Prompt —
Reproduce the items below word for word, starting from the first line and continuing through the line containing "cause-item: Evaporative emission", including that line.

***

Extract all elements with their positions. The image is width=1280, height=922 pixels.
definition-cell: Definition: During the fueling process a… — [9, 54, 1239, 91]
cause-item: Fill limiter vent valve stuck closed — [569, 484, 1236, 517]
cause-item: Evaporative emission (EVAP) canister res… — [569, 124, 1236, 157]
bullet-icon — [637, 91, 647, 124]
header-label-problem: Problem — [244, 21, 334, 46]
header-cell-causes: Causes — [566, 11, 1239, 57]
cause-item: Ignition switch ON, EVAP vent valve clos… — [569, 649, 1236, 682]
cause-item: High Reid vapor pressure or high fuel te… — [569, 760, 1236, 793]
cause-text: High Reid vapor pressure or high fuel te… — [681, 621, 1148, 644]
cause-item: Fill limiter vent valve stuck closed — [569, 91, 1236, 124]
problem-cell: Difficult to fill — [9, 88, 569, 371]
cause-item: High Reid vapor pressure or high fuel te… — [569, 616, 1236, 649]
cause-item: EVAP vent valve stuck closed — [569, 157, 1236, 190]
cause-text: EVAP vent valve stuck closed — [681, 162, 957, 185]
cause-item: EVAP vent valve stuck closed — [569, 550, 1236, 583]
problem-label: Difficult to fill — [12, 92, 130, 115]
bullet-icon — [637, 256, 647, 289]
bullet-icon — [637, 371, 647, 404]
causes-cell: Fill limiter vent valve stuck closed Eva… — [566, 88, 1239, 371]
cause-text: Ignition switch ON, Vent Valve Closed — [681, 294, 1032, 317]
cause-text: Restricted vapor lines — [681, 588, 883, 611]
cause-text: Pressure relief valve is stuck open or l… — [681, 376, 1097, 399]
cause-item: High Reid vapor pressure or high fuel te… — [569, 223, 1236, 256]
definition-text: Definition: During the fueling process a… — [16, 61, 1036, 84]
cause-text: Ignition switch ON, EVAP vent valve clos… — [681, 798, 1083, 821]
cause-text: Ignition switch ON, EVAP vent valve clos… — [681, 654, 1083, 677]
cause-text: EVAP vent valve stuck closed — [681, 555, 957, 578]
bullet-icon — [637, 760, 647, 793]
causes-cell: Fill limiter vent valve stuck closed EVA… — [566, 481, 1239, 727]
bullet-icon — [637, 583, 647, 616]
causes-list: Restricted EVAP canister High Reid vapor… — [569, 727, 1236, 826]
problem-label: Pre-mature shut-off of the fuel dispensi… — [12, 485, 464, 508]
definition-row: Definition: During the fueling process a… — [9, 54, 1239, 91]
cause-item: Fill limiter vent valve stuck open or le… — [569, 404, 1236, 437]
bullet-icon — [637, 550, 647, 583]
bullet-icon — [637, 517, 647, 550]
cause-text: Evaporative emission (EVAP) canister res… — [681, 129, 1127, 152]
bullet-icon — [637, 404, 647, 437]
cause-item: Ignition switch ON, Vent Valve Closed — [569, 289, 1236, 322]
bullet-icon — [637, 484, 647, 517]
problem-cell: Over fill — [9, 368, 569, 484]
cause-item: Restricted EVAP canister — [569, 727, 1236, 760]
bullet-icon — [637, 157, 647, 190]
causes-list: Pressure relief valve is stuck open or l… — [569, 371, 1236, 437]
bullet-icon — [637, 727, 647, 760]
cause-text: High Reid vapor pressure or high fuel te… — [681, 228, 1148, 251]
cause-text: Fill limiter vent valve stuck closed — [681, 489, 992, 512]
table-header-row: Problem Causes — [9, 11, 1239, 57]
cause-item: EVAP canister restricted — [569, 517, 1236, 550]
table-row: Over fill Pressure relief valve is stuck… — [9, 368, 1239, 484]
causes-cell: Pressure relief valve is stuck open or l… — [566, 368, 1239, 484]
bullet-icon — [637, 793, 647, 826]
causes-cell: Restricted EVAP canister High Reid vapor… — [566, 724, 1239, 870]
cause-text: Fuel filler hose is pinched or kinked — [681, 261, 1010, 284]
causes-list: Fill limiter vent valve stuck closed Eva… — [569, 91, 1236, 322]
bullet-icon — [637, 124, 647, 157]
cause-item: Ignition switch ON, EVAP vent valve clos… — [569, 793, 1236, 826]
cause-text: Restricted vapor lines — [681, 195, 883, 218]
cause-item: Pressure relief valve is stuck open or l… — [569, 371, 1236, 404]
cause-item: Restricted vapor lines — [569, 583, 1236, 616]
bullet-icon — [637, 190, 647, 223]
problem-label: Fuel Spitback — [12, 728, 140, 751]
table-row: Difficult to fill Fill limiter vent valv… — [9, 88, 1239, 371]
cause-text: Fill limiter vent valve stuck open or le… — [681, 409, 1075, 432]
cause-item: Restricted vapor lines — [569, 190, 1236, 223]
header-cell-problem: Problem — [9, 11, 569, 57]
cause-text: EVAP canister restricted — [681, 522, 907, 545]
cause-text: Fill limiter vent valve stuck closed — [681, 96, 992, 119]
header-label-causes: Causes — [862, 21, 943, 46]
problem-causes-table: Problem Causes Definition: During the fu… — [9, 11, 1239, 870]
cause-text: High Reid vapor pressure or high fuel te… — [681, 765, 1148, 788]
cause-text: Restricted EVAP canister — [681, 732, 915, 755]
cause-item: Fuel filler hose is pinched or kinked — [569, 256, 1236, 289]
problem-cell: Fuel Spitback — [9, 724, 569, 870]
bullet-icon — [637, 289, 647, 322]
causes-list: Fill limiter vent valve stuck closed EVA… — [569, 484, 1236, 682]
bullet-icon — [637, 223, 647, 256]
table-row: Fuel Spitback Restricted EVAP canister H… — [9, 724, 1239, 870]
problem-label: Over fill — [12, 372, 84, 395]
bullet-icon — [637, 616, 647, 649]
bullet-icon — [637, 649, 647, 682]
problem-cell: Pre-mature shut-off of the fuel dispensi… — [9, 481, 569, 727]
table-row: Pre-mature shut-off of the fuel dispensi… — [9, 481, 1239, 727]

***

Full solution —
Extract all elements with their positions. The image is width=1280, height=922 pixels.
definition-cell: Definition: During the fueling process a… — [9, 54, 1239, 91]
cause-item: Fill limiter vent valve stuck closed — [569, 484, 1236, 517]
cause-item: Evaporative emission (EVAP) canister res… — [569, 124, 1236, 157]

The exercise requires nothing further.